**Objective**
The records should be repeated word for word, pictures excluded.

**Records from a data source**

● ● ●

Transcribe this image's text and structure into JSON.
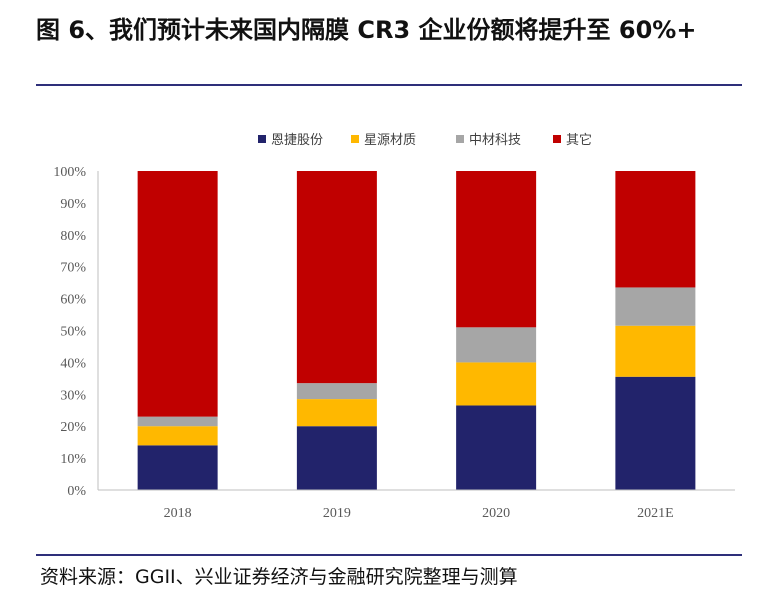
{
  "header": {
    "title": "图 6、我们预计未来国内隔膜 CR3 企业份额将提升至 60%+"
  },
  "footer": {
    "source": "资料来源：GGII、兴业证券经济与金融研究院整理与测算"
  },
  "chart_data": {
    "type": "bar",
    "stacked": true,
    "title": "",
    "xlabel": "",
    "ylabel": "",
    "ylim": [
      0,
      100
    ],
    "y_ticks": [
      "0%",
      "10%",
      "20%",
      "30%",
      "40%",
      "50%",
      "60%",
      "70%",
      "80%",
      "90%",
      "100%"
    ],
    "categories": [
      "2018",
      "2019",
      "2020",
      "2021E"
    ],
    "legend_position": "top",
    "series": [
      {
        "name": "恩捷股份",
        "color": "#22236b",
        "values": [
          14,
          20,
          26.5,
          35.5
        ]
      },
      {
        "name": "星源材质",
        "color": "#ffb800",
        "values": [
          6,
          8.5,
          13.5,
          16
        ]
      },
      {
        "name": "中材科技",
        "color": "#a6a6a6",
        "values": [
          3,
          5,
          11,
          12
        ]
      },
      {
        "name": "其它",
        "color": "#c00000",
        "values": [
          77,
          66.5,
          49,
          36.5
        ]
      }
    ]
  }
}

● ● ●

**Result**
Transcribe this image's text and structure into JSON.
{
  "header": {
    "title": "图 6、我们预计未来国内隔膜 CR3 企业份额将提升至 60%+"
  },
  "footer": {
    "source": "资料来源：GGII、兴业证券经济与金融研究院整理与测算"
  },
  "chart_data": {
    "type": "bar",
    "stacked": true,
    "title": "",
    "xlabel": "",
    "ylabel": "",
    "ylim": [
      0,
      100
    ],
    "y_ticks": [
      "0%",
      "10%",
      "20%",
      "30%",
      "40%",
      "50%",
      "60%",
      "70%",
      "80%",
      "90%",
      "100%"
    ],
    "categories": [
      "2018",
      "2019",
      "2020",
      "2021E"
    ],
    "legend_position": "top",
    "series": [
      {
        "name": "恩捷股份",
        "color": "#22236b",
        "values": [
          14,
          20,
          26.5,
          35.5
        ]
      },
      {
        "name": "星源材质",
        "color": "#ffb800",
        "values": [
          6,
          8.5,
          13.5,
          16
        ]
      },
      {
        "name": "中材科技",
        "color": "#a6a6a6",
        "values": [
          3,
          5,
          11,
          12
        ]
      },
      {
        "name": "其它",
        "color": "#c00000",
        "values": [
          77,
          66.5,
          49,
          36.5
        ]
      }
    ]
  }
}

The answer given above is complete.